Recorded data
= = = =
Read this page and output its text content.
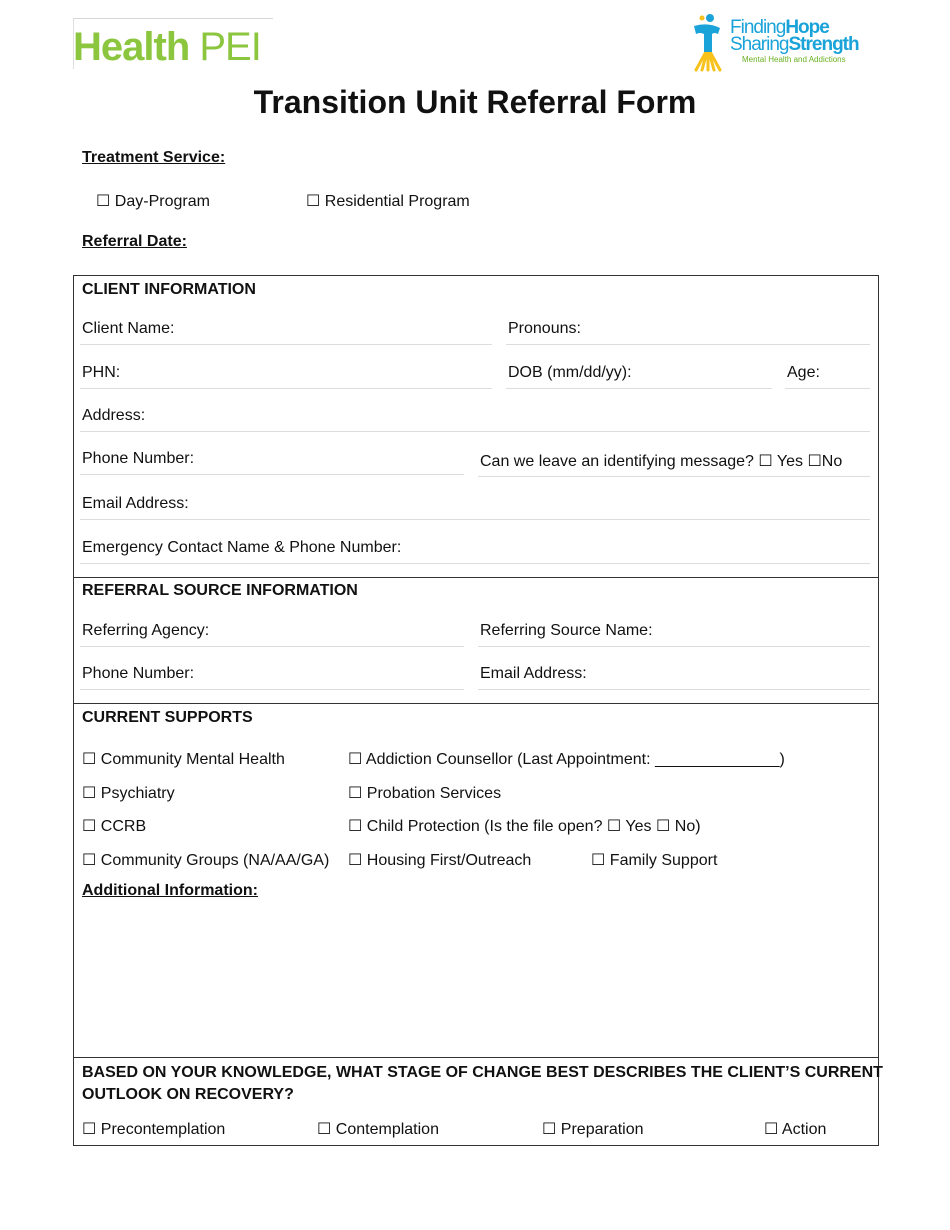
Health PEI	FindingHope
SharingStrength
Mental Health and Addictions
Transition Unit Referral Form
Treatment Service:
☐ Day-Program	☐ Residential Program
Referral Date:
CLIENT INFORMATION
Client Name:	Pronouns:
PHN:	DOB (mm/dd/yy):	Age:
Address:
Phone Number:	Can we leave an identifying message? ☐ Yes ☐No
Email Address:
Emergency Contact Name & Phone Number:
REFERRAL SOURCE INFORMATION
Referring Agency:	Referring Source Name:
Phone Number:	Email Address:
CURRENT SUPPORTS
☐ Community Mental Health	☐ Addiction Counsellor (Last Appointment: ______________)
☐ Psychiatry	☐ Probation Services
☐ CCRB	☐ Child Protection (Is the file open? ☐ Yes ☐ No)
☐ Community Groups (NA/AA/GA) ☐ Housing First/Outreach	☐ Family Support
Additional Information:
BASED ON YOUR KNOWLEDGE, WHAT STAGE OF CHANGE BEST DESCRIBES THE CLIENT’S CURRENT
OUTLOOK ON RECOVERY?
☐ Precontemplation	☐ Contemplation	☐ Preparation	☐ Action
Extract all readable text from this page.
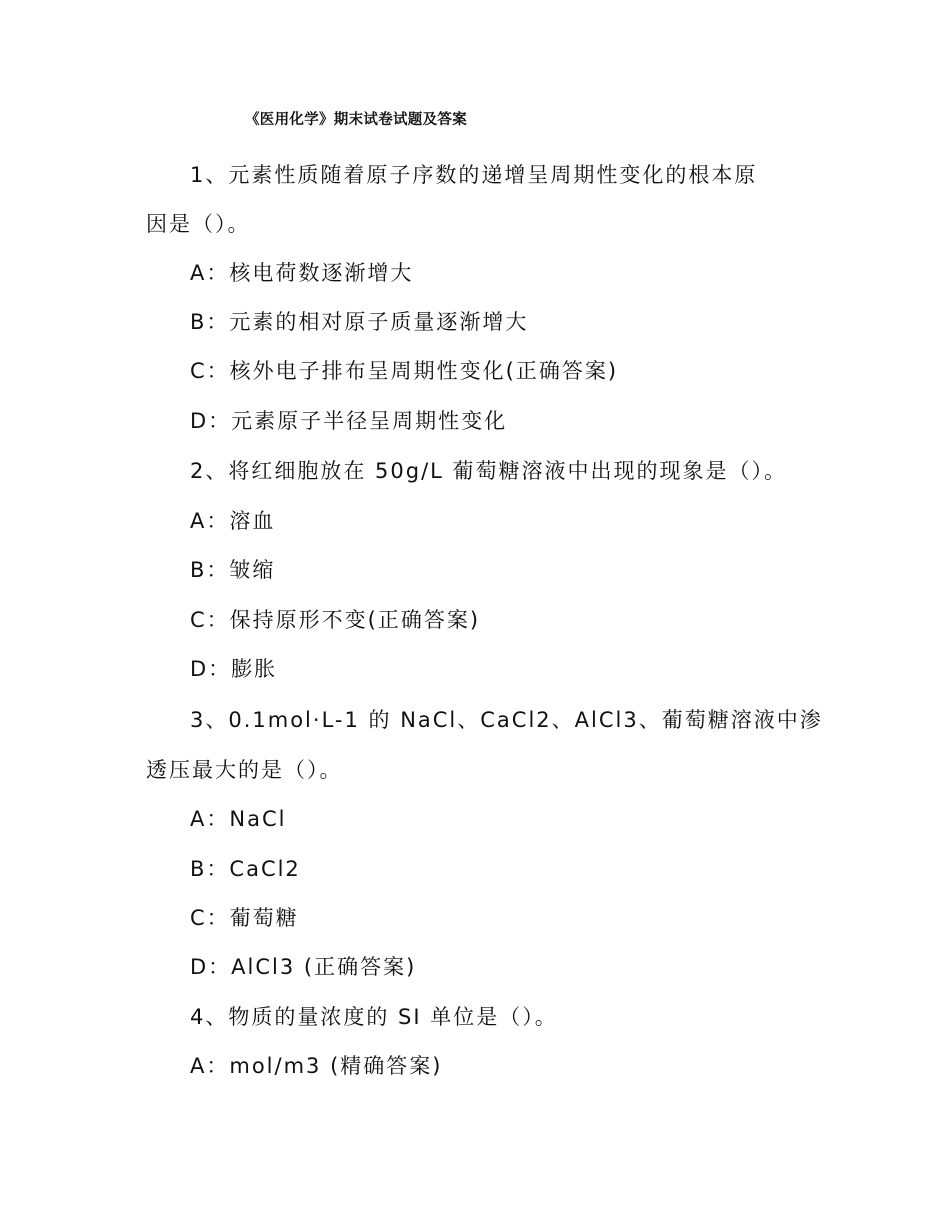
《医用化学》期末试卷试题及答案
1、元素性质随着原子序数的递增呈周期性变化的根本原
因是（）。
A：核电荷数逐渐增大
B：元素的相对原子质量逐渐增大
C：核外电子排布呈周期性变化(正确答案)
D：元素原子半径呈周期性变化
2、将红细胞放在 50g/L 葡萄糖溶液中出现的现象是（）。
A：溶血
B：皱缩
C：保持原形不变(正确答案)
D：膨胀
3、0.1mol·L-1 的 NaCl、CaCl2、AlCl3、葡萄糖溶液中渗
透压最大的是（）。
A：NaCl
B：CaCl2
C：葡萄糖
D：AlCl3 (正确答案)
4、物质的量浓度的 SI 单位是（）。
A：mol/m3 (精确答案)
= = = =
▶ _Given task_
Would you mind returning each entry above word for word, skipping the images?

▶ _Task answer_
Read this page and output its text content.
Health PEI	FindingHope
SharingStrength
Mental Health and Addictions
Transition Unit Referral Form
Treatment Service:
☐ Day-Program	☐ Residential Program
Referral Date:
CLIENT INFORMATION
Client Name:	Pronouns:
PHN:	DOB (mm/dd/yy):	Age:
Address:
Phone Number:	Can we leave an identifying message? ☐ Yes ☐No
Email Address:
Emergency Contact Name & Phone Number:
REFERRAL SOURCE INFORMATION
Referring Agency:	Referring Source Name:
Phone Number:	Email Address:
CURRENT SUPPORTS
☐ Community Mental Health	☐ Addiction Counsellor (Last Appointment: ______________)
☐ Psychiatry	☐ Probation Services
☐ CCRB	☐ Child Protection (Is the file open? ☐ Yes ☐ No)
☐ Community Groups (NA/AA/GA) ☐ Housing First/Outreach	☐ Family Support
Additional Information:
BASED ON YOUR KNOWLEDGE, WHAT STAGE OF CHANGE BEST DESCRIBES THE CLIENT’S CURRENT
OUTLOOK ON RECOVERY?
☐ Precontemplation	☐ Contemplation	☐ Preparation	☐ Action
Extract all readable text from this page.
《医用化学》期末试卷试题及答案
1、元素性质随着原子序数的递增呈周期性变化的根本原
因是（）。
A：核电荷数逐渐增大
B：元素的相对原子质量逐渐增大
C：核外电子排布呈周期性变化(正确答案)
D：元素原子半径呈周期性变化
2、将红细胞放在 50g/L 葡萄糖溶液中出现的现象是（）。
A：溶血
B：皱缩
C：保持原形不变(正确答案)
D：膨胀
3、0.1mol·L-1 的 NaCl、CaCl2、AlCl3、葡萄糖溶液中渗
透压最大的是（）。
A：NaCl
B：CaCl2
C：葡萄糖
D：AlCl3 (正确答案)
4、物质的量浓度的 SI 单位是（）。
A：mol/m3 (精确答案)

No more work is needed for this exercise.